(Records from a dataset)
---------------

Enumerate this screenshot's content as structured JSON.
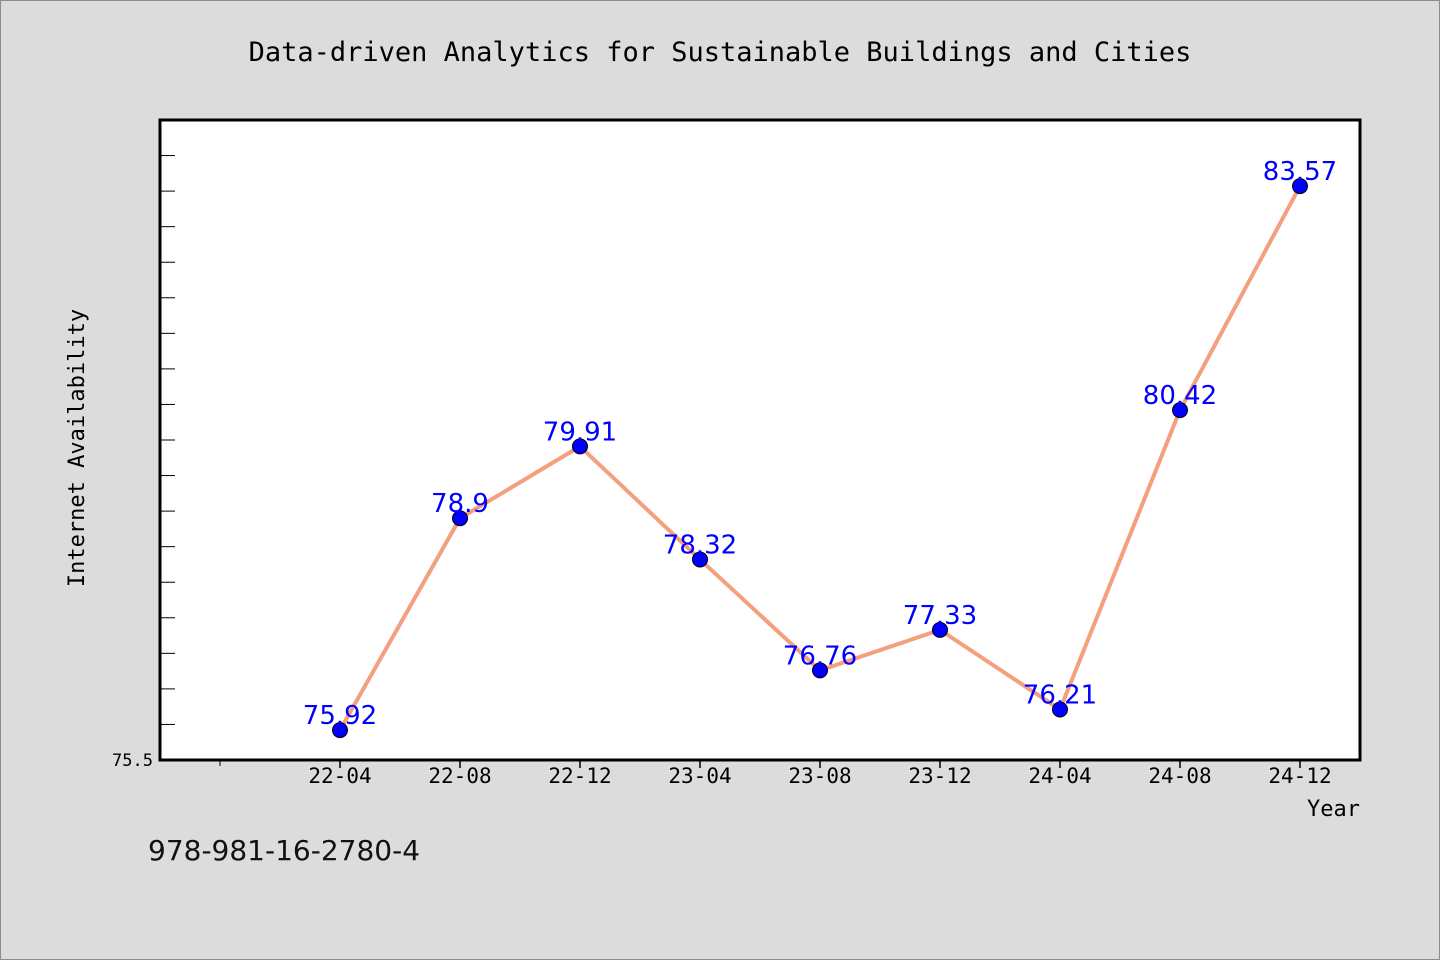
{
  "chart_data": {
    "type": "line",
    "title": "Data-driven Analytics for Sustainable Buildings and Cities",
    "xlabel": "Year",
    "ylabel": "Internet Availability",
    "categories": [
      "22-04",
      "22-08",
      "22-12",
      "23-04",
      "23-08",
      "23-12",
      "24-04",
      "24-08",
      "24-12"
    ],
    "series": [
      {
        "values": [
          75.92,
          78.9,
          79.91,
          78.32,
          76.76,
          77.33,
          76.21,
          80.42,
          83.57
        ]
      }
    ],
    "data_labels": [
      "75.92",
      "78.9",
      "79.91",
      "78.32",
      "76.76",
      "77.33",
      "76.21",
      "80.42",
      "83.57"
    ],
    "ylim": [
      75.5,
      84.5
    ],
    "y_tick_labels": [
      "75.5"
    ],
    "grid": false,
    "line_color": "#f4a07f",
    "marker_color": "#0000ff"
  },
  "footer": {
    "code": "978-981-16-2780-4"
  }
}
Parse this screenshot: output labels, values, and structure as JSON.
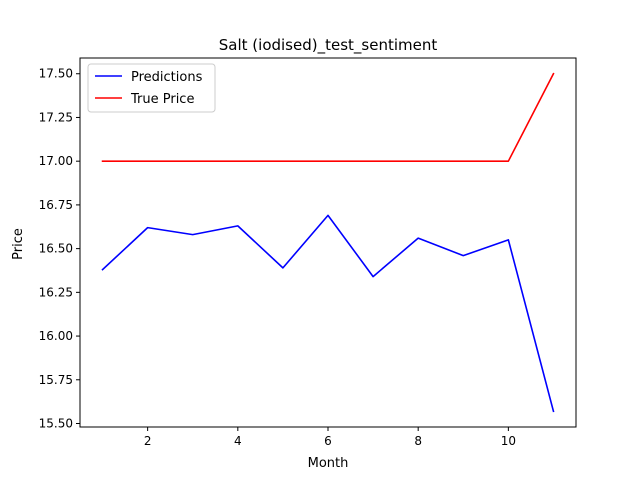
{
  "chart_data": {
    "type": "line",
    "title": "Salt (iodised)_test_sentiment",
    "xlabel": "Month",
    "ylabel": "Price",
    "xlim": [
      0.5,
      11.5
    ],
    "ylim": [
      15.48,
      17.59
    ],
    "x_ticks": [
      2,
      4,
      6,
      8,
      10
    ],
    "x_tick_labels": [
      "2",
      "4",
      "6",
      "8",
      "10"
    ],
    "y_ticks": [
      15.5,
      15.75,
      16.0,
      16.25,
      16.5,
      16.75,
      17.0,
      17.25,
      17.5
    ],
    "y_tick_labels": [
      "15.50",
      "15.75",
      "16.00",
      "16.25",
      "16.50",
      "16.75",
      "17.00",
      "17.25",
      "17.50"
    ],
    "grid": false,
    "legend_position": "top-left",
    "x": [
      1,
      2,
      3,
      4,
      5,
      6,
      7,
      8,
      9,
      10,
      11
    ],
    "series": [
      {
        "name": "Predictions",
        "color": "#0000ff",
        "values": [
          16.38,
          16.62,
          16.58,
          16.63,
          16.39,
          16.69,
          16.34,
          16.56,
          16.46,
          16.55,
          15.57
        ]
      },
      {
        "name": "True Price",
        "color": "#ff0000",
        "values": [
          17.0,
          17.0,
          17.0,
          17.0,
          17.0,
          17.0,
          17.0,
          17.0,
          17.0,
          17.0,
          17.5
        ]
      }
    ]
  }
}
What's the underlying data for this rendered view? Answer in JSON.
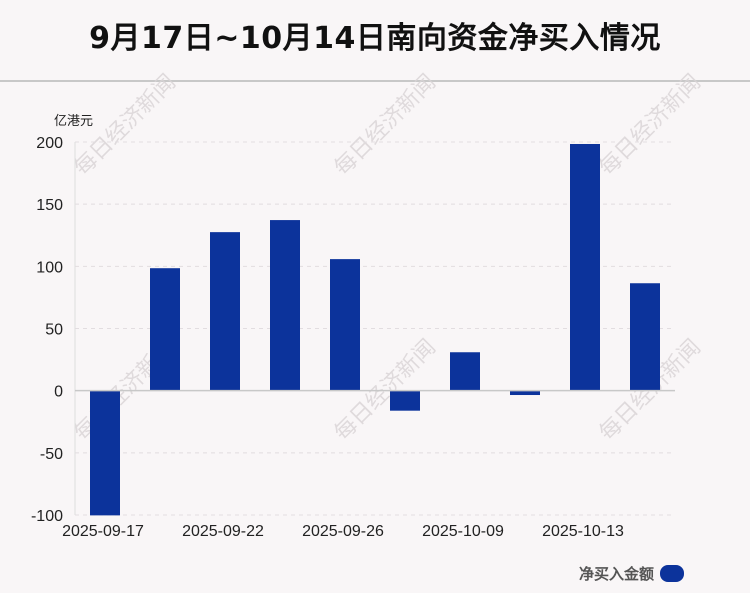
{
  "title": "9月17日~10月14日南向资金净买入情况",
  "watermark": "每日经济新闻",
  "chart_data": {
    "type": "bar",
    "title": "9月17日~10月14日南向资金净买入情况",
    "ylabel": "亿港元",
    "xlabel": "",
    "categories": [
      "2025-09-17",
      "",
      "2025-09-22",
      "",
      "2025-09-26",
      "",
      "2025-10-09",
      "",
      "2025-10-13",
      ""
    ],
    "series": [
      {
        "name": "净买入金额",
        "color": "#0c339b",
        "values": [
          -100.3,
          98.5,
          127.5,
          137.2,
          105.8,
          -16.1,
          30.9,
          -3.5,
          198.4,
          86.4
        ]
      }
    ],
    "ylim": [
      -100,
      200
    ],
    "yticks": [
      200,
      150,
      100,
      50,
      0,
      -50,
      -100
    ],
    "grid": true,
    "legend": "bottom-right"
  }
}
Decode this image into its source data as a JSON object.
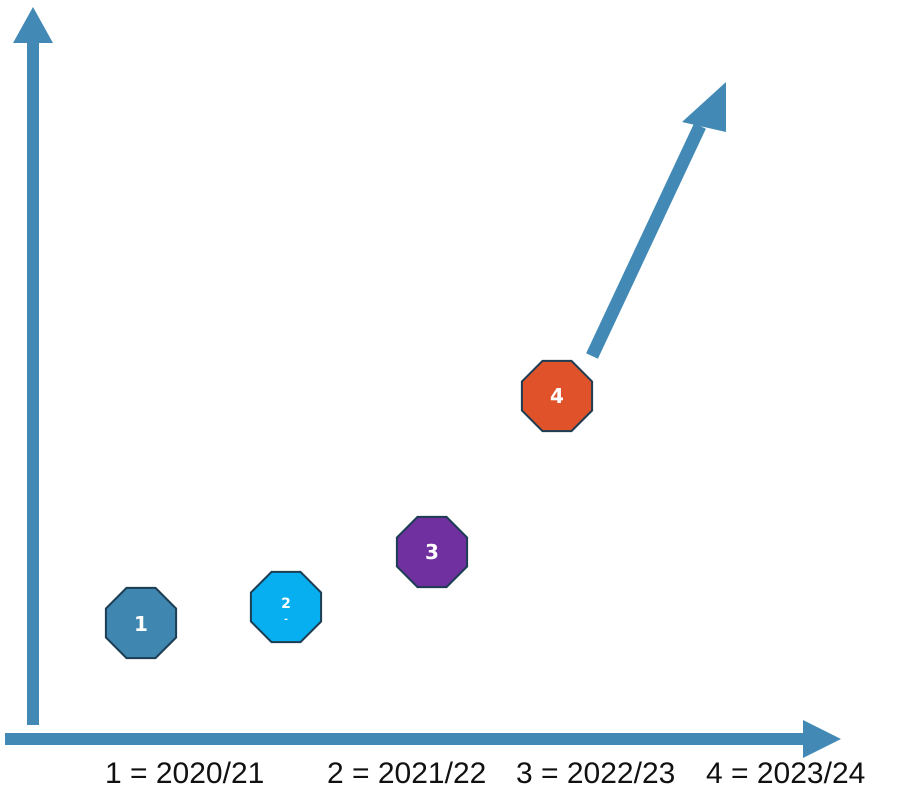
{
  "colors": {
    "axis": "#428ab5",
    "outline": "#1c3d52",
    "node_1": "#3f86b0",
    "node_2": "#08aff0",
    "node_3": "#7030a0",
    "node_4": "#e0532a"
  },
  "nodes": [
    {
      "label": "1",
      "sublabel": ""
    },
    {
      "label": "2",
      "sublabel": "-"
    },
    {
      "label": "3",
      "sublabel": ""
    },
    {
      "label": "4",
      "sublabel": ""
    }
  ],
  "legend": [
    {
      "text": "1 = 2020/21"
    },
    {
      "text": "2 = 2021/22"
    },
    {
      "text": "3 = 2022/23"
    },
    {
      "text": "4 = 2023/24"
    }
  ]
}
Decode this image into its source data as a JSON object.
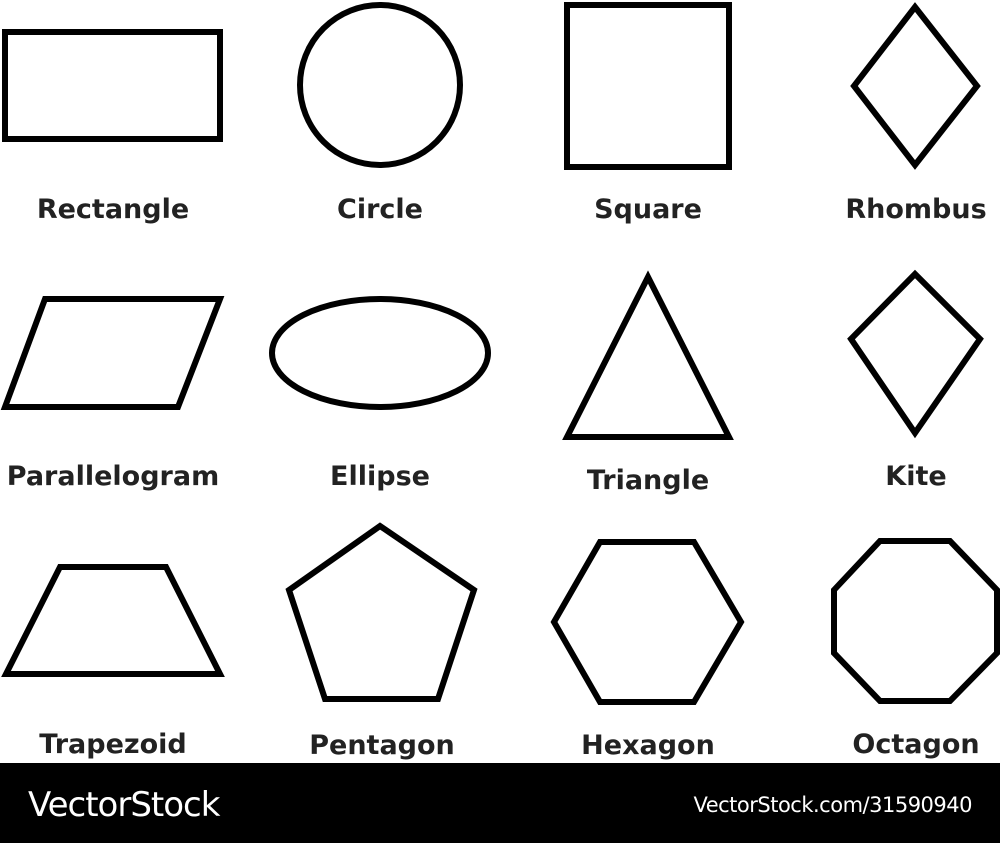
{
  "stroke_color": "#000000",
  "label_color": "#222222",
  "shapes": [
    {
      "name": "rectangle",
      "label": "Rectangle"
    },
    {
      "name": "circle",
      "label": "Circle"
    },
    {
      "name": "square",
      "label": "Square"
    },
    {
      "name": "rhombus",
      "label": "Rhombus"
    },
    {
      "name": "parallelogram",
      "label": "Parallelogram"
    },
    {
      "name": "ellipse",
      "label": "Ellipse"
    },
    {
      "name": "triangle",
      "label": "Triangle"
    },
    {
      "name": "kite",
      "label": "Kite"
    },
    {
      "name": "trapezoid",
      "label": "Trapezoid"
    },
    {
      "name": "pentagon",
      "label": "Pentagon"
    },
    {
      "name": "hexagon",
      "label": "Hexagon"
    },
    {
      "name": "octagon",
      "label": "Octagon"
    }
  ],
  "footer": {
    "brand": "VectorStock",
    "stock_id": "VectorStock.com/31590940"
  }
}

---------------

▶ _What to work on_: Write every record out again exactly; no pictures belong in the copy.

▶ _Reply to the exercise_:
Enumerate this screenshot's content as structured JSON.
{
  "chart_data": {
    "type": "line",
    "title": "Data-driven Analytics for Sustainable Buildings and Cities",
    "xlabel": "Year",
    "ylabel": "Internet Availability",
    "categories": [
      "22-04",
      "22-08",
      "22-12",
      "23-04",
      "23-08",
      "23-12",
      "24-04",
      "24-08",
      "24-12"
    ],
    "series": [
      {
        "values": [
          75.92,
          78.9,
          79.91,
          78.32,
          76.76,
          77.33,
          76.21,
          80.42,
          83.57
        ]
      }
    ],
    "data_labels": [
      "75.92",
      "78.9",
      "79.91",
      "78.32",
      "76.76",
      "77.33",
      "76.21",
      "80.42",
      "83.57"
    ],
    "ylim": [
      75.5,
      84.5
    ],
    "y_tick_labels": [
      "75.5"
    ],
    "grid": false,
    "line_color": "#f4a07f",
    "marker_color": "#0000ff"
  },
  "footer": {
    "code": "978-981-16-2780-4"
  }
}
Parse this screenshot: output labels, values, and structure as JSON.
{
  "chart_data": {
    "type": "line",
    "title": "Salt (iodised)_test_sentiment",
    "xlabel": "Month",
    "ylabel": "Price",
    "xlim": [
      0.5,
      11.5
    ],
    "ylim": [
      15.48,
      17.59
    ],
    "x_ticks": [
      2,
      4,
      6,
      8,
      10
    ],
    "x_tick_labels": [
      "2",
      "4",
      "6",
      "8",
      "10"
    ],
    "y_ticks": [
      15.5,
      15.75,
      16.0,
      16.25,
      16.5,
      16.75,
      17.0,
      17.25,
      17.5
    ],
    "y_tick_labels": [
      "15.50",
      "15.75",
      "16.00",
      "16.25",
      "16.50",
      "16.75",
      "17.00",
      "17.25",
      "17.50"
    ],
    "grid": false,
    "legend_position": "top-left",
    "x": [
      1,
      2,
      3,
      4,
      5,
      6,
      7,
      8,
      9,
      10,
      11
    ],
    "series": [
      {
        "name": "Predictions",
        "color": "#0000ff",
        "values": [
          16.38,
          16.62,
          16.58,
          16.63,
          16.39,
          16.69,
          16.34,
          16.56,
          16.46,
          16.55,
          15.57
        ]
      },
      {
        "name": "True Price",
        "color": "#ff0000",
        "values": [
          17.0,
          17.0,
          17.0,
          17.0,
          17.0,
          17.0,
          17.0,
          17.0,
          17.0,
          17.0,
          17.5
        ]
      }
    ]
  }
}
What's the underlying data for this rendered view? Answer in JSON.
{
  "title": "9月17日~10月14日南向资金净买入情况",
  "watermark": "每日经济新闻",
  "chart_data": {
    "type": "bar",
    "title": "9月17日~10月14日南向资金净买入情况",
    "ylabel": "亿港元",
    "xlabel": "",
    "categories": [
      "2025-09-17",
      "",
      "2025-09-22",
      "",
      "2025-09-26",
      "",
      "2025-10-09",
      "",
      "2025-10-13",
      ""
    ],
    "series": [
      {
        "name": "净买入金额",
        "color": "#0c339b",
        "values": [
          -100.3,
          98.5,
          127.5,
          137.2,
          105.8,
          -16.1,
          30.9,
          -3.5,
          198.4,
          86.4
        ]
      }
    ],
    "ylim": [
      -100,
      200
    ],
    "yticks": [
      200,
      150,
      100,
      50,
      0,
      -50,
      -100
    ],
    "grid": true,
    "legend": "bottom-right"
  }
}
Decode this image into its source data as a JSON object.
{
  "colors": {
    "axis": "#428ab5",
    "outline": "#1c3d52",
    "node_1": "#3f86b0",
    "node_2": "#08aff0",
    "node_3": "#7030a0",
    "node_4": "#e0532a"
  },
  "nodes": [
    {
      "label": "1",
      "sublabel": ""
    },
    {
      "label": "2",
      "sublabel": "-"
    },
    {
      "label": "3",
      "sublabel": ""
    },
    {
      "label": "4",
      "sublabel": ""
    }
  ],
  "legend": [
    {
      "text": "1 = 2020/21"
    },
    {
      "text": "2 = 2021/22"
    },
    {
      "text": "3 = 2022/23"
    },
    {
      "text": "4 = 2023/24"
    }
  ]
}
Decode this image into its source data as a JSON object.
{
  "stroke_color": "#000000",
  "label_color": "#222222",
  "shapes": [
    {
      "name": "rectangle",
      "label": "Rectangle"
    },
    {
      "name": "circle",
      "label": "Circle"
    },
    {
      "name": "square",
      "label": "Square"
    },
    {
      "name": "rhombus",
      "label": "Rhombus"
    },
    {
      "name": "parallelogram",
      "label": "Parallelogram"
    },
    {
      "name": "ellipse",
      "label": "Ellipse"
    },
    {
      "name": "triangle",
      "label": "Triangle"
    },
    {
      "name": "kite",
      "label": "Kite"
    },
    {
      "name": "trapezoid",
      "label": "Trapezoid"
    },
    {
      "name": "pentagon",
      "label": "Pentagon"
    },
    {
      "name": "hexagon",
      "label": "Hexagon"
    },
    {
      "name": "octagon",
      "label": "Octagon"
    }
  ],
  "footer": {
    "brand": "VectorStock",
    "stock_id": "VectorStock.com/31590940"
  }
}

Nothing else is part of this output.